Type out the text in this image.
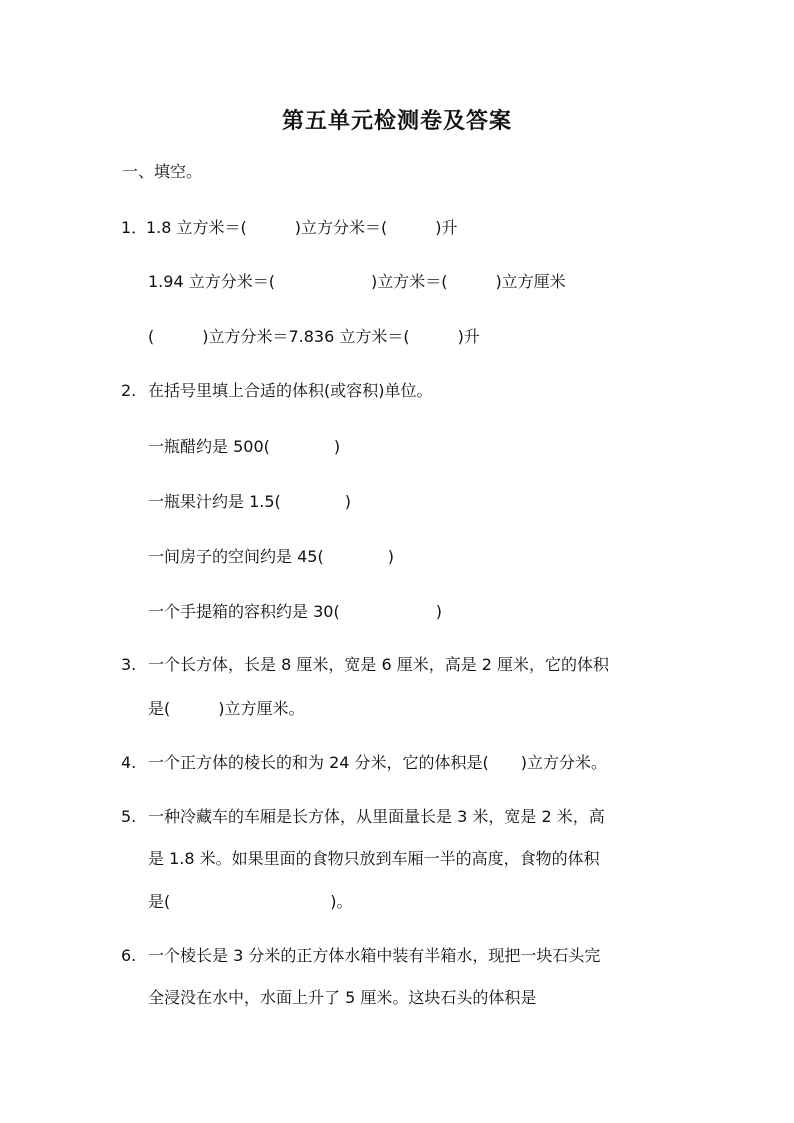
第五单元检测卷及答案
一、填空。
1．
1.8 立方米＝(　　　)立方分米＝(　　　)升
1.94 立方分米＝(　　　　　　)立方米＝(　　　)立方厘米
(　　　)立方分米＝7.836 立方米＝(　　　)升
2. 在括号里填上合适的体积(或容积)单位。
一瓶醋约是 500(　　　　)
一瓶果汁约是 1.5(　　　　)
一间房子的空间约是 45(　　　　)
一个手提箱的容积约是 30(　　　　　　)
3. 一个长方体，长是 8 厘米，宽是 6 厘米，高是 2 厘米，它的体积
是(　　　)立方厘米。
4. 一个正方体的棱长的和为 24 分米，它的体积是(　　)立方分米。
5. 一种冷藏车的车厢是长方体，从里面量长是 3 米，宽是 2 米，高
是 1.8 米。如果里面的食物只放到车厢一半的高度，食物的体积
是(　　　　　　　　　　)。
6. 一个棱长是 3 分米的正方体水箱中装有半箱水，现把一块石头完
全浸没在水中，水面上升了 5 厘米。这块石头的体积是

....

[THE REQUEST] Return each line exactly as written. Any picture gets left out.

[WRITTEN RESPONSE]
Type out the text in this image.
第五单元检测卷及答案
一、填空。
1．
1.8 立方米＝(　　　)立方分米＝(　　　)升
1.94 立方分米＝(　　　　　　)立方米＝(　　　)立方厘米
(　　　)立方分米＝7.836 立方米＝(　　　)升
2. 在括号里填上合适的体积(或容积)单位。
一瓶醋约是 500(　　　　)
一瓶果汁约是 1.5(　　　　)
一间房子的空间约是 45(　　　　)
一个手提箱的容积约是 30(　　　　　　)
3. 一个长方体，长是 8 厘米，宽是 6 厘米，高是 2 厘米，它的体积
是(　　　)立方厘米。
4. 一个正方体的棱长的和为 24 分米，它的体积是(　　)立方分米。
5. 一种冷藏车的车厢是长方体，从里面量长是 3 米，宽是 2 米，高
是 1.8 米。如果里面的食物只放到车厢一半的高度，食物的体积
是(　　　　　　　　　　)。
6. 一个棱长是 3 分米的正方体水箱中装有半箱水，现把一块石头完
全浸没在水中，水面上升了 5 厘米。这块石头的体积是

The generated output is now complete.